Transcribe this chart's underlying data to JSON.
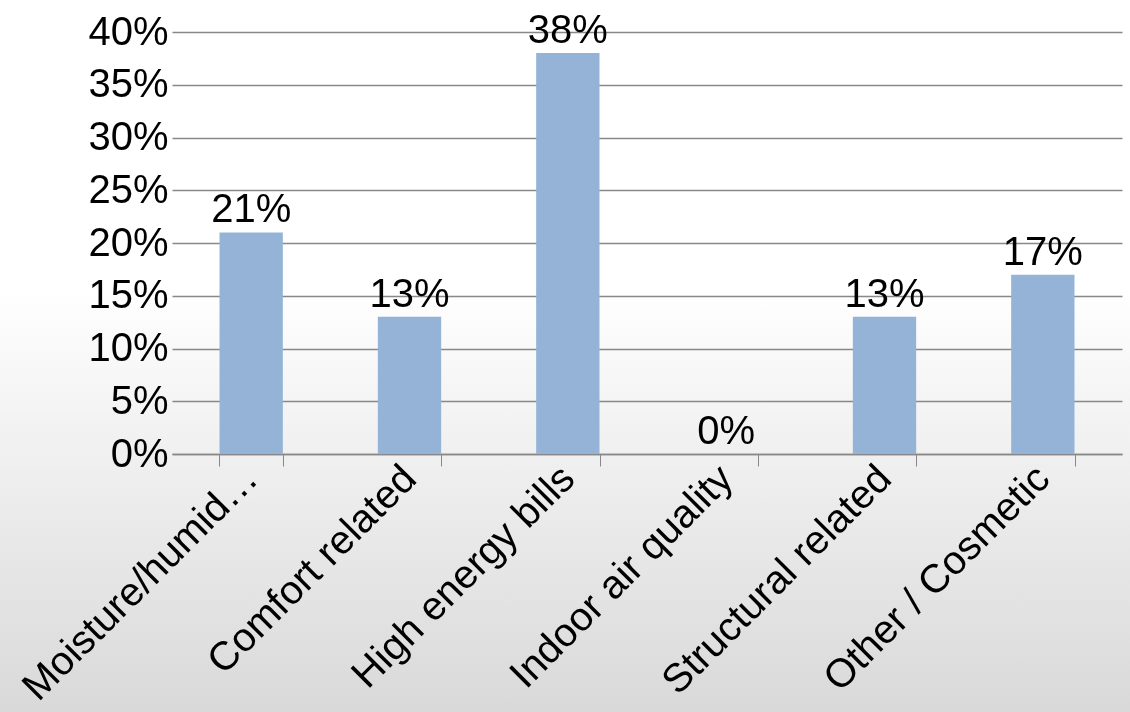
{
  "chart_data": {
    "type": "bar",
    "categories": [
      "Moisture/humid…",
      "Comfort related",
      "High energy bills",
      "Indoor air quality",
      "Structural related",
      "Other / Cosmetic"
    ],
    "values": [
      21,
      13,
      38,
      0,
      13,
      17
    ],
    "value_labels": [
      "21%",
      "13%",
      "38%",
      "0%",
      "13%",
      "17%"
    ],
    "color": "#95b3d7",
    "ylim": [
      0,
      40
    ],
    "yticks": [
      {
        "value": 0,
        "label": "0%"
      },
      {
        "value": 5,
        "label": "5%"
      },
      {
        "value": 10,
        "label": "10%"
      },
      {
        "value": 15,
        "label": "15%"
      },
      {
        "value": 20,
        "label": "20%"
      },
      {
        "value": 25,
        "label": "25%"
      },
      {
        "value": 30,
        "label": "30%"
      },
      {
        "value": 35,
        "label": "35%"
      },
      {
        "value": 40,
        "label": "40%"
      }
    ],
    "grid": "y"
  }
}
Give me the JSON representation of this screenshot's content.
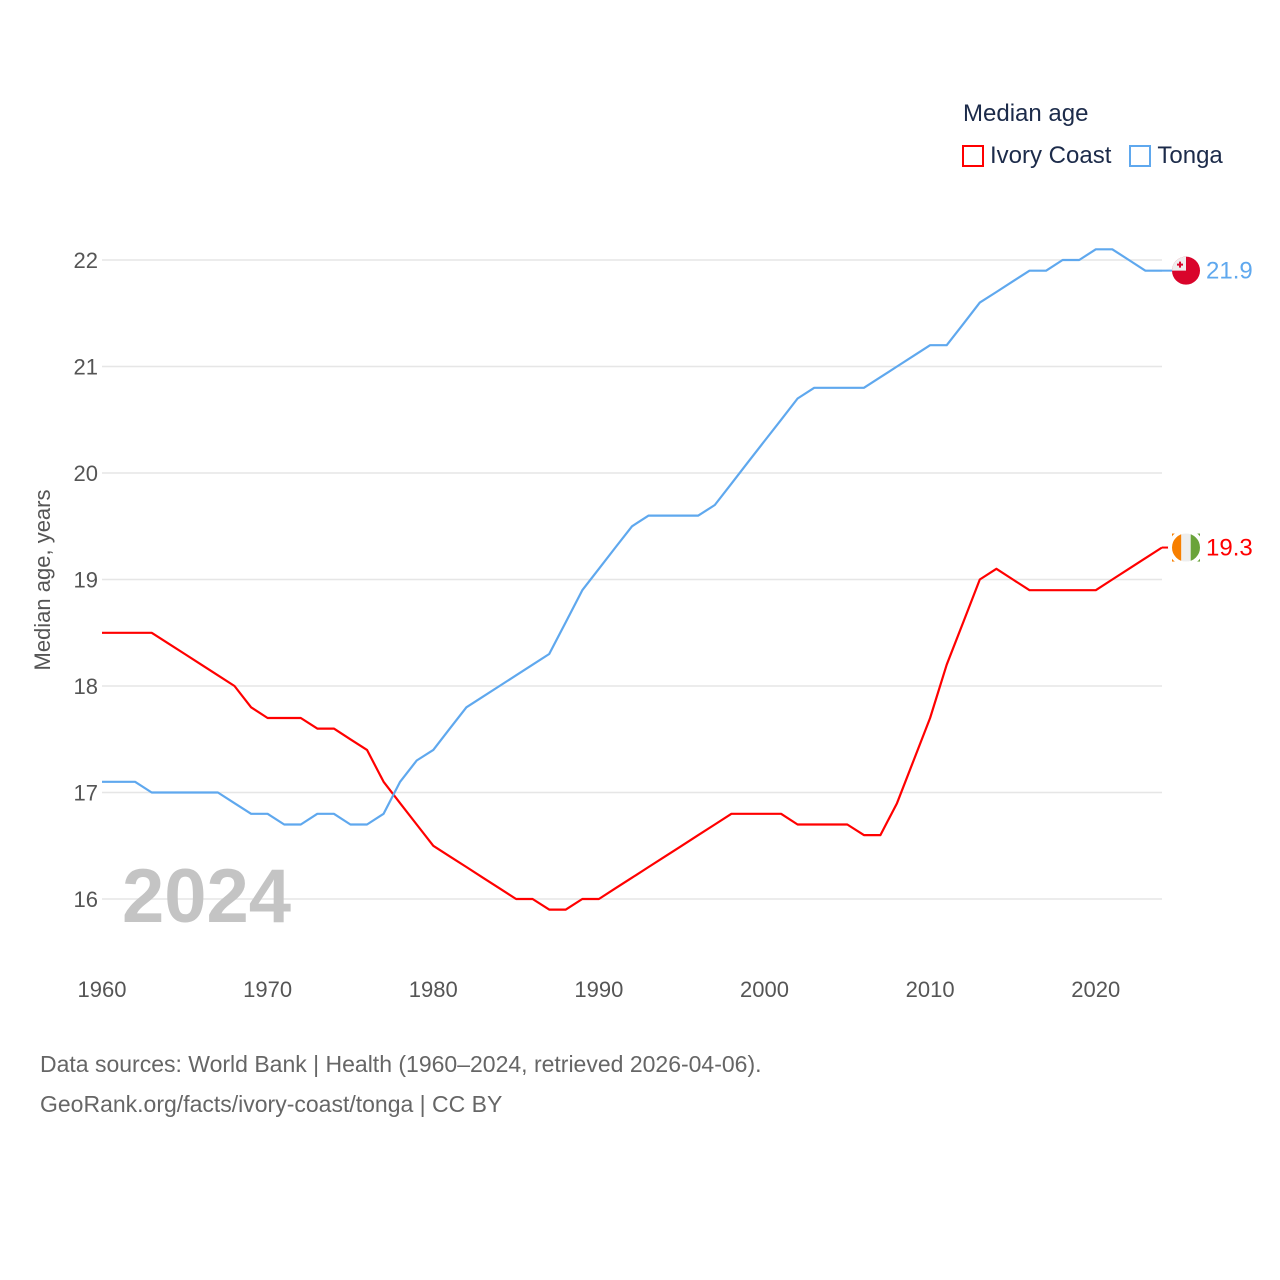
{
  "chart_data": {
    "type": "line",
    "title": "Median age",
    "xlabel": "",
    "ylabel": "Median age, years",
    "xlim": [
      1960,
      2024
    ],
    "ylim": [
      15.5,
      22.3
    ],
    "grid": true,
    "legend_position": "top-right",
    "year_label": "2024",
    "x_ticks": [
      "1960",
      "1970",
      "1980",
      "1990",
      "2000",
      "2010",
      "2020"
    ],
    "y_ticks": [
      "16",
      "17",
      "18",
      "19",
      "20",
      "21",
      "22"
    ],
    "x": [
      1960,
      1961,
      1962,
      1963,
      1964,
      1965,
      1966,
      1967,
      1968,
      1969,
      1970,
      1971,
      1972,
      1973,
      1974,
      1975,
      1976,
      1977,
      1978,
      1979,
      1980,
      1981,
      1982,
      1983,
      1984,
      1985,
      1986,
      1987,
      1988,
      1989,
      1990,
      1991,
      1992,
      1993,
      1994,
      1995,
      1996,
      1997,
      1998,
      1999,
      2000,
      2001,
      2002,
      2003,
      2004,
      2005,
      2006,
      2007,
      2008,
      2009,
      2010,
      2011,
      2012,
      2013,
      2014,
      2015,
      2016,
      2017,
      2018,
      2019,
      2020,
      2021,
      2022,
      2023,
      2024
    ],
    "series": [
      {
        "name": "Ivory Coast",
        "color": "#ff0000",
        "end_label": "19.3",
        "values": [
          18.5,
          18.5,
          18.5,
          18.5,
          18.4,
          18.3,
          18.2,
          18.1,
          18.0,
          17.8,
          17.7,
          17.7,
          17.7,
          17.6,
          17.6,
          17.5,
          17.4,
          17.1,
          16.9,
          16.7,
          16.5,
          16.4,
          16.3,
          16.2,
          16.1,
          16.0,
          16.0,
          15.9,
          15.9,
          16.0,
          16.0,
          16.1,
          16.2,
          16.3,
          16.4,
          16.5,
          16.6,
          16.7,
          16.8,
          16.8,
          16.8,
          16.8,
          16.7,
          16.7,
          16.7,
          16.7,
          16.6,
          16.6,
          16.9,
          17.3,
          17.7,
          18.2,
          18.6,
          19.0,
          19.1,
          19.0,
          18.9,
          18.9,
          18.9,
          18.9,
          18.9,
          19.0,
          19.1,
          19.2,
          19.3
        ]
      },
      {
        "name": "Tonga",
        "color": "#5fa8ee",
        "end_label": "21.9",
        "values": [
          17.1,
          17.1,
          17.1,
          17.0,
          17.0,
          17.0,
          17.0,
          17.0,
          16.9,
          16.8,
          16.8,
          16.7,
          16.7,
          16.8,
          16.8,
          16.7,
          16.7,
          16.8,
          17.1,
          17.3,
          17.4,
          17.6,
          17.8,
          17.9,
          18.0,
          18.1,
          18.2,
          18.3,
          18.6,
          18.9,
          19.1,
          19.3,
          19.5,
          19.6,
          19.6,
          19.6,
          19.6,
          19.7,
          19.9,
          20.1,
          20.3,
          20.5,
          20.7,
          20.8,
          20.8,
          20.8,
          20.8,
          20.9,
          21.0,
          21.1,
          21.2,
          21.2,
          21.4,
          21.6,
          21.7,
          21.8,
          21.9,
          21.9,
          22.0,
          22.0,
          22.1,
          22.1,
          22.0,
          21.9,
          21.9
        ]
      }
    ]
  },
  "footer": {
    "line1": "Data sources: World Bank | Health (1960–2024, retrieved 2026-04-06).",
    "line2": "GeoRank.org/facts/ivory-coast/tonga | CC BY"
  }
}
+ + +
Job => Show all lines in the entries above where the string "related" appears.

Exercise answer =>
      "Comfort related",
      "Structural related",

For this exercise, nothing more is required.